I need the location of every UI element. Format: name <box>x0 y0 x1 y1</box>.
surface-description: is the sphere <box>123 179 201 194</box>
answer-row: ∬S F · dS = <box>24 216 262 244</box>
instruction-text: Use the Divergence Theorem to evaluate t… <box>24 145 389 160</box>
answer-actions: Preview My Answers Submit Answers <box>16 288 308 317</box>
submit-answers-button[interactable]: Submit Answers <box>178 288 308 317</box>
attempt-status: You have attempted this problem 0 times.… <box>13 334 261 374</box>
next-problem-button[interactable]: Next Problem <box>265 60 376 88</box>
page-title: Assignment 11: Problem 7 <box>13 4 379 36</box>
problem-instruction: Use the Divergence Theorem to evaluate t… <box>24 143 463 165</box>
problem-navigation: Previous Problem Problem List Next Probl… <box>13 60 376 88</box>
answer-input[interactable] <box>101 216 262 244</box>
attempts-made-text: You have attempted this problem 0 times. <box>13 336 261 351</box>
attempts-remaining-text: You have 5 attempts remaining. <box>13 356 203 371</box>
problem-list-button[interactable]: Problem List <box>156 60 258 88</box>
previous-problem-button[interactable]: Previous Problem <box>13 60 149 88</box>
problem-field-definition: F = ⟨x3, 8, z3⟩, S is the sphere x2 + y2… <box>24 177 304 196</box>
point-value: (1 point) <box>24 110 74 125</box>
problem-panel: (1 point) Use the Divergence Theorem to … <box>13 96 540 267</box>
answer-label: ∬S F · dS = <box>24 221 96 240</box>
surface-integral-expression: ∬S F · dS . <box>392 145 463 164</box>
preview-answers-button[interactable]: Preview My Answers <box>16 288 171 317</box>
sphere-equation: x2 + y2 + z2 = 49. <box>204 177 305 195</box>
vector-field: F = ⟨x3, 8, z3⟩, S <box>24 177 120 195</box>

● ● ●

**DIRECTIONS:** Rewrite all of the entries above, changing every "Problem List" to "Assignment Index" and leaving the rest untouched.

**COMPLETE OUTPUT:**
I need the location of every UI element. Format: name <box>x0 y0 x1 y1</box>.
surface-description: is the sphere <box>123 179 201 194</box>
answer-row: ∬S F · dS = <box>24 216 262 244</box>
instruction-text: Use the Divergence Theorem to evaluate t… <box>24 145 389 160</box>
answer-actions: Preview My Answers Submit Answers <box>16 288 308 317</box>
submit-answers-button[interactable]: Submit Answers <box>178 288 308 317</box>
attempt-status: You have attempted this problem 0 times.… <box>13 334 261 374</box>
next-problem-button[interactable]: Next Problem <box>265 60 376 88</box>
page-title: Assignment 11: Problem 7 <box>13 4 379 36</box>
problem-instruction: Use the Divergence Theorem to evaluate t… <box>24 143 463 165</box>
problem-navigation: Previous Problem Assignment Index Next Probl… <box>13 60 376 88</box>
answer-input[interactable] <box>101 216 262 244</box>
attempts-made-text: You have attempted this problem 0 times. <box>13 336 261 351</box>
attempts-remaining-text: You have 5 attempts remaining. <box>13 356 203 371</box>
problem-list-button[interactable]: Assignment Index <box>156 60 258 88</box>
previous-problem-button[interactable]: Previous Problem <box>13 60 149 88</box>
problem-field-definition: F = ⟨x3, 8, z3⟩, S is the sphere x2 + y2… <box>24 177 304 196</box>
point-value: (1 point) <box>24 110 74 125</box>
problem-panel: (1 point) Use the Divergence Theorem to … <box>13 96 540 267</box>
answer-label: ∬S F · dS = <box>24 221 96 240</box>
surface-integral-expression: ∬S F · dS . <box>392 145 463 164</box>
preview-answers-button[interactable]: Preview My Answers <box>16 288 171 317</box>
sphere-equation: x2 + y2 + z2 = 49. <box>204 177 305 195</box>
vector-field: F = ⟨x3, 8, z3⟩, S <box>24 177 120 195</box>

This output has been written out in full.